Exercise brief:
Copy out all of the material, matching it word for word.

Records shown:
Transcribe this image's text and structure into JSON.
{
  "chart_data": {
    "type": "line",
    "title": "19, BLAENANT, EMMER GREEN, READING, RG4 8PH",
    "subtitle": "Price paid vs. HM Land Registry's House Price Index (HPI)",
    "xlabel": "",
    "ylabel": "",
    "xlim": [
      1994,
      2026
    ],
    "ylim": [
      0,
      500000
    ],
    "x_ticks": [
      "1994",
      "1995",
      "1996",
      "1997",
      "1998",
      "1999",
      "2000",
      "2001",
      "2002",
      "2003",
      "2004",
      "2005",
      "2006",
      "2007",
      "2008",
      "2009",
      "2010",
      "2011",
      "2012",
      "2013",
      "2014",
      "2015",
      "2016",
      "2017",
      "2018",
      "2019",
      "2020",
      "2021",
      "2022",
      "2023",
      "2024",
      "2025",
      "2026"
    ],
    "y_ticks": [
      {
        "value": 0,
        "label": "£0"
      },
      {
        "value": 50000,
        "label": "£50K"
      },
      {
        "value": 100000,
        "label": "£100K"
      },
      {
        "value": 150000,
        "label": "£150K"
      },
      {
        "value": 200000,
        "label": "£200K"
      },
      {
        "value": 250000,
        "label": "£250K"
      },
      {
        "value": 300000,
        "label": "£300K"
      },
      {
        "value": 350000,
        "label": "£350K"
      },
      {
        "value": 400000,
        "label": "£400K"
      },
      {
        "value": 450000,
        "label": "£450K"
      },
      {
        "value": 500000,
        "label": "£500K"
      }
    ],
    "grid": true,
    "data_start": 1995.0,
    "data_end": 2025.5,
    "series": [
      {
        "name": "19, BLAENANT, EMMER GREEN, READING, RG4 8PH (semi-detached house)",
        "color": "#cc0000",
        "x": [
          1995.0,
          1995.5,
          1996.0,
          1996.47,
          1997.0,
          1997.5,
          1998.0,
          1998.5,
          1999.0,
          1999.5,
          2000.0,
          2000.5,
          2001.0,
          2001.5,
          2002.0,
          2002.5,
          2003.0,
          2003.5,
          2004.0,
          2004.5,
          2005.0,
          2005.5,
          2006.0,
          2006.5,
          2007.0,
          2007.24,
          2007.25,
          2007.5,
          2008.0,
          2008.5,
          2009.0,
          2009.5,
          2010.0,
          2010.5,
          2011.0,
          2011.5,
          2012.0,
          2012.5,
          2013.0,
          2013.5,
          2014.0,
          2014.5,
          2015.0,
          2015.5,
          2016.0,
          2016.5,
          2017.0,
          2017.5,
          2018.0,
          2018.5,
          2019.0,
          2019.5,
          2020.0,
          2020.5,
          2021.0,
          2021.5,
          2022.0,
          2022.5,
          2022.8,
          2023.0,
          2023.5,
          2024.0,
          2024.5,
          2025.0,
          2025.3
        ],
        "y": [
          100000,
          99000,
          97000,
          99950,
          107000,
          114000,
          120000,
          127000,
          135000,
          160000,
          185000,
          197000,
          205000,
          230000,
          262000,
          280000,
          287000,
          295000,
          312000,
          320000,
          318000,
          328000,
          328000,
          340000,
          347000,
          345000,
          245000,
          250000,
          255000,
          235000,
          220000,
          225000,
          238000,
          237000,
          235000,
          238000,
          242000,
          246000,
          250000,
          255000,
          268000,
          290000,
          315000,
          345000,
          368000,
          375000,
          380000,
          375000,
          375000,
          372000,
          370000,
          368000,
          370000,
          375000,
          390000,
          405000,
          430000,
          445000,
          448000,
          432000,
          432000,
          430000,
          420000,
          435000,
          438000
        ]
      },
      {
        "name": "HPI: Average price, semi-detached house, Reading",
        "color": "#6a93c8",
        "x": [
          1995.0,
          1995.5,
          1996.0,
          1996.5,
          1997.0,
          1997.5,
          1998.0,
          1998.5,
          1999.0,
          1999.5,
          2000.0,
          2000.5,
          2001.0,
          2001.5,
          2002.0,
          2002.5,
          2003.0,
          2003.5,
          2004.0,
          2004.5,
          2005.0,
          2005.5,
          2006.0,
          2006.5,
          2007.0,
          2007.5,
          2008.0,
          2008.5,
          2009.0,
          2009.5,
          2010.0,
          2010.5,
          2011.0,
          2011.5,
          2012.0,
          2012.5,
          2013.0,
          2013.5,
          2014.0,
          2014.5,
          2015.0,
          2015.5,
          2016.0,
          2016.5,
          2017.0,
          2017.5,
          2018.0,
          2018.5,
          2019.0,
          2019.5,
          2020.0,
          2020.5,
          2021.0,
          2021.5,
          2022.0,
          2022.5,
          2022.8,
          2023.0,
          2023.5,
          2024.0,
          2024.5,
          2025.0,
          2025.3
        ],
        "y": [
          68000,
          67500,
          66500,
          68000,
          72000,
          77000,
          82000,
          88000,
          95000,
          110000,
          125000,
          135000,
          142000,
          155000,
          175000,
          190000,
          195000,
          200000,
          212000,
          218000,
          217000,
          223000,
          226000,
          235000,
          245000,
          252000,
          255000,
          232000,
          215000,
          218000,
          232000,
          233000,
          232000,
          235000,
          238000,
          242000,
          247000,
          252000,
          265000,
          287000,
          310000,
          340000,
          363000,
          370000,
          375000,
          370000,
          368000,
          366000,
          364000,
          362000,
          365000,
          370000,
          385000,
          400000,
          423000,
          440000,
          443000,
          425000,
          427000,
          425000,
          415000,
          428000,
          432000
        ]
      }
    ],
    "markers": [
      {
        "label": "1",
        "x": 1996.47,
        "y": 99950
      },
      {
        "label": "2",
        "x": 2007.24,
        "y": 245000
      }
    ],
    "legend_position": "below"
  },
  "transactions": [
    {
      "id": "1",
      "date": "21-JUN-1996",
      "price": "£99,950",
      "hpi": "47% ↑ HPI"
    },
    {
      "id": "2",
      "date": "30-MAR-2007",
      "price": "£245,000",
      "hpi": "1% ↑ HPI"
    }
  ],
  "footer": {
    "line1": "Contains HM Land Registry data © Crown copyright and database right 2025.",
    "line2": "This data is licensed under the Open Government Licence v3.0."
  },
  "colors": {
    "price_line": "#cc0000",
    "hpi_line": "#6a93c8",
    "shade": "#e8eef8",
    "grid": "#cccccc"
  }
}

Problem solution:
Transcribe this image's text and structure into JSON.
{
  "chart_data": {
    "type": "line",
    "title": "19, BLAENANT, EMMER GREEN, READING, RG4 8PH",
    "subtitle": "Price paid vs. HM Land Registry's House Price Index (HPI)",
    "xlabel": "",
    "ylabel": "",
    "xlim": [
      1994,
      2026
    ],
    "ylim": [
      0,
      500000
    ],
    "x_ticks": [
      "1994",
      "1995",
      "1996",
      "1997",
      "1998",
      "1999",
      "2000",
      "2001",
      "2002",
      "2003",
      "2004",
      "2005",
      "2006",
      "2007",
      "2008",
      "2009",
      "2010",
      "2011",
      "2012",
      "2013",
      "2014",
      "2015",
      "2016",
      "2017",
      "2018",
      "2019",
      "2020",
      "2021",
      "2022",
      "2023",
      "2024",
      "2025",
      "2026"
    ],
    "y_ticks": [
      {
        "value": 0,
        "label": "£0"
      },
      {
        "value": 50000,
        "label": "£50K"
      },
      {
        "value": 100000,
        "label": "£100K"
      },
      {
        "value": 150000,
        "label": "£150K"
      },
      {
        "value": 200000,
        "label": "£200K"
      },
      {
        "value": 250000,
        "label": "£250K"
      },
      {
        "value": 300000,
        "label": "£300K"
      },
      {
        "value": 350000,
        "label": "£350K"
      },
      {
        "value": 400000,
        "label": "£400K"
      },
      {
        "value": 450000,
        "label": "£450K"
      },
      {
        "value": 500000,
        "label": "£500K"
      }
    ],
    "grid": true,
    "data_start": 1995.0,
    "data_end": 2025.5,
    "series": [
      {
        "name": "19, BLAENANT, EMMER GREEN, READING, RG4 8PH (semi-detached house)",
        "color": "#cc0000",
        "x": [
          1995.0,
          1995.5,
          1996.0,
          1996.47,
          1997.0,
          1997.5,
          1998.0,
          1998.5,
          1999.0,
          1999.5,
          2000.0,
          2000.5,
          2001.0,
          2001.5,
          2002.0,
          2002.5,
          2003.0,
          2003.5,
          2004.0,
          2004.5,
          2005.0,
          2005.5,
          2006.0,
          2006.5,
          2007.0,
          2007.24,
          2007.25,
          2007.5,
          2008.0,
          2008.5,
          2009.0,
          2009.5,
          2010.0,
          2010.5,
          2011.0,
          2011.5,
          2012.0,
          2012.5,
          2013.0,
          2013.5,
          2014.0,
          2014.5,
          2015.0,
          2015.5,
          2016.0,
          2016.5,
          2017.0,
          2017.5,
          2018.0,
          2018.5,
          2019.0,
          2019.5,
          2020.0,
          2020.5,
          2021.0,
          2021.5,
          2022.0,
          2022.5,
          2022.8,
          2023.0,
          2023.5,
          2024.0,
          2024.5,
          2025.0,
          2025.3
        ],
        "y": [
          100000,
          99000,
          97000,
          99950,
          107000,
          114000,
          120000,
          127000,
          135000,
          160000,
          185000,
          197000,
          205000,
          230000,
          262000,
          280000,
          287000,
          295000,
          312000,
          320000,
          318000,
          328000,
          328000,
          340000,
          347000,
          345000,
          245000,
          250000,
          255000,
          235000,
          220000,
          225000,
          238000,
          237000,
          235000,
          238000,
          242000,
          246000,
          250000,
          255000,
          268000,
          290000,
          315000,
          345000,
          368000,
          375000,
          380000,
          375000,
          375000,
          372000,
          370000,
          368000,
          370000,
          375000,
          390000,
          405000,
          430000,
          445000,
          448000,
          432000,
          432000,
          430000,
          420000,
          435000,
          438000
        ]
      },
      {
        "name": "HPI: Average price, semi-detached house, Reading",
        "color": "#6a93c8",
        "x": [
          1995.0,
          1995.5,
          1996.0,
          1996.5,
          1997.0,
          1997.5,
          1998.0,
          1998.5,
          1999.0,
          1999.5,
          2000.0,
          2000.5,
          2001.0,
          2001.5,
          2002.0,
          2002.5,
          2003.0,
          2003.5,
          2004.0,
          2004.5,
          2005.0,
          2005.5,
          2006.0,
          2006.5,
          2007.0,
          2007.5,
          2008.0,
          2008.5,
          2009.0,
          2009.5,
          2010.0,
          2010.5,
          2011.0,
          2011.5,
          2012.0,
          2012.5,
          2013.0,
          2013.5,
          2014.0,
          2014.5,
          2015.0,
          2015.5,
          2016.0,
          2016.5,
          2017.0,
          2017.5,
          2018.0,
          2018.5,
          2019.0,
          2019.5,
          2020.0,
          2020.5,
          2021.0,
          2021.5,
          2022.0,
          2022.5,
          2022.8,
          2023.0,
          2023.5,
          2024.0,
          2024.5,
          2025.0,
          2025.3
        ],
        "y": [
          68000,
          67500,
          66500,
          68000,
          72000,
          77000,
          82000,
          88000,
          95000,
          110000,
          125000,
          135000,
          142000,
          155000,
          175000,
          190000,
          195000,
          200000,
          212000,
          218000,
          217000,
          223000,
          226000,
          235000,
          245000,
          252000,
          255000,
          232000,
          215000,
          218000,
          232000,
          233000,
          232000,
          235000,
          238000,
          242000,
          247000,
          252000,
          265000,
          287000,
          310000,
          340000,
          363000,
          370000,
          375000,
          370000,
          368000,
          366000,
          364000,
          362000,
          365000,
          370000,
          385000,
          400000,
          423000,
          440000,
          443000,
          425000,
          427000,
          425000,
          415000,
          428000,
          432000
        ]
      }
    ],
    "markers": [
      {
        "label": "1",
        "x": 1996.47,
        "y": 99950
      },
      {
        "label": "2",
        "x": 2007.24,
        "y": 245000
      }
    ],
    "legend_position": "below"
  },
  "transactions": [
    {
      "id": "1",
      "date": "21-JUN-1996",
      "price": "£99,950",
      "hpi": "47% ↑ HPI"
    },
    {
      "id": "2",
      "date": "30-MAR-2007",
      "price": "£245,000",
      "hpi": "1% ↑ HPI"
    }
  ],
  "footer": {
    "line1": "Contains HM Land Registry data © Crown copyright and database right 2025.",
    "line2": "This data is licensed under the Open Government Licence v3.0."
  },
  "colors": {
    "price_line": "#cc0000",
    "hpi_line": "#6a93c8",
    "shade": "#e8eef8",
    "grid": "#cccccc"
  }
}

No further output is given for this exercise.